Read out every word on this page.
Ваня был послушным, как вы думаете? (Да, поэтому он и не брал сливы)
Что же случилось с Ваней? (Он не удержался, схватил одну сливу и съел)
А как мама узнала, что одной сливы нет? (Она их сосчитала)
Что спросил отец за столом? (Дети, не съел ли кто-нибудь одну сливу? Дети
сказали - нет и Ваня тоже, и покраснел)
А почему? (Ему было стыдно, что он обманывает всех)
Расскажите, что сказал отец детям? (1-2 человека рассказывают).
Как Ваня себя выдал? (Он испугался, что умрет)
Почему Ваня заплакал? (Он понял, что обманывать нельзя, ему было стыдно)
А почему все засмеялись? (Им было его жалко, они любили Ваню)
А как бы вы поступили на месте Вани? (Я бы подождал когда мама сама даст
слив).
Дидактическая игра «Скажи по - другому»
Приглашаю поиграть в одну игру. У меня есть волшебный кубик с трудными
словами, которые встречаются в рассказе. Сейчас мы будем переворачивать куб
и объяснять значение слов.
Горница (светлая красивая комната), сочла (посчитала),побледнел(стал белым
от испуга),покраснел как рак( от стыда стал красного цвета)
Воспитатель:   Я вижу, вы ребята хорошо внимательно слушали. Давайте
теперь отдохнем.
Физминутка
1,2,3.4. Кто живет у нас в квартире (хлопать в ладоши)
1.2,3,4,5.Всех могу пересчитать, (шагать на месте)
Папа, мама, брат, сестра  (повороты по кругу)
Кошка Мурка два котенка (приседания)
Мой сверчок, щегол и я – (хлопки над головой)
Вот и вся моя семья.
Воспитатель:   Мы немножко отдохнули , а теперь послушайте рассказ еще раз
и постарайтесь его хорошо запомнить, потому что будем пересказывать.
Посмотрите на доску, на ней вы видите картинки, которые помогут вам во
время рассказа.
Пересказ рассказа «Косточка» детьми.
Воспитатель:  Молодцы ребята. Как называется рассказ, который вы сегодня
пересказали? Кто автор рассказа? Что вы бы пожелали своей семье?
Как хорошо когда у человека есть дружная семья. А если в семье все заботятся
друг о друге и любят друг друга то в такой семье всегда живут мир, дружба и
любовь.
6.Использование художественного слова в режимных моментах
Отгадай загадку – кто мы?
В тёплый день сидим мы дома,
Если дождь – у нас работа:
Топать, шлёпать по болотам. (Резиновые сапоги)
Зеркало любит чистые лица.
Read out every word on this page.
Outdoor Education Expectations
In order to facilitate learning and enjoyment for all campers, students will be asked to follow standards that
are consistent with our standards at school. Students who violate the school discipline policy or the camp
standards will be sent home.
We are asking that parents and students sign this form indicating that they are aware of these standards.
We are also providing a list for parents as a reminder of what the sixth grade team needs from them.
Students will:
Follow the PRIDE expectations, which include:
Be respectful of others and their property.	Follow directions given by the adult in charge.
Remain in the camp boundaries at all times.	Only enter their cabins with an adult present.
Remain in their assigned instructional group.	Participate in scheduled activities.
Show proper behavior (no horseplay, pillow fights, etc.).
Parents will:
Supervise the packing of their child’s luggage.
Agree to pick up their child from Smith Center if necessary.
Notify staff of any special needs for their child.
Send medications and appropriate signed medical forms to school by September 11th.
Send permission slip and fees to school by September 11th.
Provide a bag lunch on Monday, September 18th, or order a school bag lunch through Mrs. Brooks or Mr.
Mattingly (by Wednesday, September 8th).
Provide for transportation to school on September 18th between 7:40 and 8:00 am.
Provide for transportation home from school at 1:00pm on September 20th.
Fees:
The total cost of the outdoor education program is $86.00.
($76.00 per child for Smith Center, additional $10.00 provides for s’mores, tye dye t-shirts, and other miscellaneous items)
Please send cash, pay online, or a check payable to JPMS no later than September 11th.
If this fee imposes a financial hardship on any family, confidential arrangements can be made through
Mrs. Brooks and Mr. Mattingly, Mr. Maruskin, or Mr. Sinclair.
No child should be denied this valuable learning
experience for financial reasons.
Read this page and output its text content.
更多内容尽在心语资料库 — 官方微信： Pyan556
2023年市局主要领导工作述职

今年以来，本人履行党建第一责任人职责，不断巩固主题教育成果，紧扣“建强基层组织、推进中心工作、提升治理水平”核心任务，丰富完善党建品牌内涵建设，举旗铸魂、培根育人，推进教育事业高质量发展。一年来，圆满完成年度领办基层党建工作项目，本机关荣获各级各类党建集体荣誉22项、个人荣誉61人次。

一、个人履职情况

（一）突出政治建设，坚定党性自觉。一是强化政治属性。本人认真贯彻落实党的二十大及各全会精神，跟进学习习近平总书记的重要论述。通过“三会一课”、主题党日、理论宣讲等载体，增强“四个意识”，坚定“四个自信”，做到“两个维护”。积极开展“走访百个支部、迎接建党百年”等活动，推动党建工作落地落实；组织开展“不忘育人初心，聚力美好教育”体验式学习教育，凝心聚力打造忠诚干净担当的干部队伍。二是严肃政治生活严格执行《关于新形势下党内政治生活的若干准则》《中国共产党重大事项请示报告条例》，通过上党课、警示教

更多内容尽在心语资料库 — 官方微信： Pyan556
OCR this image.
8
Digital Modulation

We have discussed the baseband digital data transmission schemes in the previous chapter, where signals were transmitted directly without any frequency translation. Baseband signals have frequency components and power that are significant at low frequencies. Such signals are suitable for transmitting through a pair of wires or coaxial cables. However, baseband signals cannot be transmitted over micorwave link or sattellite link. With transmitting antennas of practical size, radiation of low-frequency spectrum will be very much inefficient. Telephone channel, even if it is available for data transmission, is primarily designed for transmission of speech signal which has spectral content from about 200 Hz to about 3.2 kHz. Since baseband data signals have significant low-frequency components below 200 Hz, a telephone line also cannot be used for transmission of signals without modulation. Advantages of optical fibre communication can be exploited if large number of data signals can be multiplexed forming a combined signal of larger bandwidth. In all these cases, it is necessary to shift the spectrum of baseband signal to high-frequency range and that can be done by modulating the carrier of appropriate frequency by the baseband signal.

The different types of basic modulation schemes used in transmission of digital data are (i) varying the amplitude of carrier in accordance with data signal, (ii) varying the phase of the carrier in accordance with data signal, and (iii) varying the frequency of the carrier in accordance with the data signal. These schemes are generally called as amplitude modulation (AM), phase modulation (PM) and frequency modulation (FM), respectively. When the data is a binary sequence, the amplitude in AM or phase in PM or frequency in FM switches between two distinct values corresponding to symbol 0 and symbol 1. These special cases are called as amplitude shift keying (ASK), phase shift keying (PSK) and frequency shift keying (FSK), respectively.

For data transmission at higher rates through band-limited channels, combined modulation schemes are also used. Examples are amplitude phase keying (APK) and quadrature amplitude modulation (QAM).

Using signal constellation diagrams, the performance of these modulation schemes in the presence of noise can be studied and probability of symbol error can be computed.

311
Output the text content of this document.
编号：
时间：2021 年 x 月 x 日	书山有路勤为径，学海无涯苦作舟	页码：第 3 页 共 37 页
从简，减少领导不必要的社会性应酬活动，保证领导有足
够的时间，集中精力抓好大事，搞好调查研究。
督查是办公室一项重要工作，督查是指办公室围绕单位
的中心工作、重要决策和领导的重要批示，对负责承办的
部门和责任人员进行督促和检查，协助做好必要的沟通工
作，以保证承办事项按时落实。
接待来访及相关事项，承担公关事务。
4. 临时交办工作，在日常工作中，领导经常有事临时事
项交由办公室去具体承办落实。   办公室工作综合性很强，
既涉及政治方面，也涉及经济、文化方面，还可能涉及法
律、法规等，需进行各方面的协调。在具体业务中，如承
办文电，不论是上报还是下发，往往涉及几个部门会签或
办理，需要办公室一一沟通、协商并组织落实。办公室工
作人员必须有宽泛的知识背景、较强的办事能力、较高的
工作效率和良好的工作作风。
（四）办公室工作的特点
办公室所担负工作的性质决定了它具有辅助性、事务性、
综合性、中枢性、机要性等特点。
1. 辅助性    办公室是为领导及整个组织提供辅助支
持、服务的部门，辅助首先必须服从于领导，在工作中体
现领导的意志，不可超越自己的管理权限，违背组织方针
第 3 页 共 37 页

# # #

— Job —
Above are the records. Identify each line that contains the word "было".

— Result of the task —
А почему? (Ему было стыдно, что он обманывает всех)
Почему Ваня заплакал? (Он понял, что обманывать нельзя, ему было стыдно)
А почему все засмеялись? (Им было его жалко, они любили Ваню)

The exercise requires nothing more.